» Aim of the task:
The records below need retyping in full; give them again exactly.

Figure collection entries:
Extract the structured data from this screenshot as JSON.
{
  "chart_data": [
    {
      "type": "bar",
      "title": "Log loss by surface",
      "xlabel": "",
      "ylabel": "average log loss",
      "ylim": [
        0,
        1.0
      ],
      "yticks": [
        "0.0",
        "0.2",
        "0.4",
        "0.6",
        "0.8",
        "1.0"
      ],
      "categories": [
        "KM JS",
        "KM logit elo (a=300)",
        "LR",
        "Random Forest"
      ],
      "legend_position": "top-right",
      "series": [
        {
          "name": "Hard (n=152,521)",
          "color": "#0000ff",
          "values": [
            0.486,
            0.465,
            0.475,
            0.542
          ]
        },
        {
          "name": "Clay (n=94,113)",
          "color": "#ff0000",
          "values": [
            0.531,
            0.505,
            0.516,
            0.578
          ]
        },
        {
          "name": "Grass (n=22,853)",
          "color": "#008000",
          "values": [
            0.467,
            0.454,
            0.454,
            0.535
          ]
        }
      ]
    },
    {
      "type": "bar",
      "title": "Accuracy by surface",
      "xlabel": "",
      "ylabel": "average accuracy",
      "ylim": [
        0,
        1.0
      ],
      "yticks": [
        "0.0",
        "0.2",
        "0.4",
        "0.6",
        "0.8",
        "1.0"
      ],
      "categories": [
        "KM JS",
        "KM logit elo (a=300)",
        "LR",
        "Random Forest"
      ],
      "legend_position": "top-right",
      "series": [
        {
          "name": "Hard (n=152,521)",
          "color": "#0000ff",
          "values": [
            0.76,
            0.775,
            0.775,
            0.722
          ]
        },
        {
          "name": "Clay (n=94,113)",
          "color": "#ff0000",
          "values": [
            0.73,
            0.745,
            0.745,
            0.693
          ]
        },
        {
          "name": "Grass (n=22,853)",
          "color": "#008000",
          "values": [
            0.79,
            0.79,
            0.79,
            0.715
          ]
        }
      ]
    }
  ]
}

» Expected answer:
Extract the structured data from this screenshot as JSON.
{
  "chart_data": [
    {
      "type": "bar",
      "title": "Log loss by surface",
      "xlabel": "",
      "ylabel": "average log loss",
      "ylim": [
        0,
        1.0
      ],
      "yticks": [
        "0.0",
        "0.2",
        "0.4",
        "0.6",
        "0.8",
        "1.0"
      ],
      "categories": [
        "KM JS",
        "KM logit elo (a=300)",
        "LR",
        "Random Forest"
      ],
      "legend_position": "top-right",
      "series": [
        {
          "name": "Hard (n=152,521)",
          "color": "#0000ff",
          "values": [
            0.486,
            0.465,
            0.475,
            0.542
          ]
        },
        {
          "name": "Clay (n=94,113)",
          "color": "#ff0000",
          "values": [
            0.531,
            0.505,
            0.516,
            0.578
          ]
        },
        {
          "name": "Grass (n=22,853)",
          "color": "#008000",
          "values": [
            0.467,
            0.454,
            0.454,
            0.535
          ]
        }
      ]
    },
    {
      "type": "bar",
      "title": "Accuracy by surface",
      "xlabel": "",
      "ylabel": "average accuracy",
      "ylim": [
        0,
        1.0
      ],
      "yticks": [
        "0.0",
        "0.2",
        "0.4",
        "0.6",
        "0.8",
        "1.0"
      ],
      "categories": [
        "KM JS",
        "KM logit elo (a=300)",
        "LR",
        "Random Forest"
      ],
      "legend_position": "top-right",
      "series": [
        {
          "name": "Hard (n=152,521)",
          "color": "#0000ff",
          "values": [
            0.76,
            0.775,
            0.775,
            0.722
          ]
        },
        {
          "name": "Clay (n=94,113)",
          "color": "#ff0000",
          "values": [
            0.73,
            0.745,
            0.745,
            0.693
          ]
        },
        {
          "name": "Grass (n=22,853)",
          "color": "#008000",
          "values": [
            0.79,
            0.79,
            0.79,
            0.715
          ]
        }
      ]
    }
  ]
}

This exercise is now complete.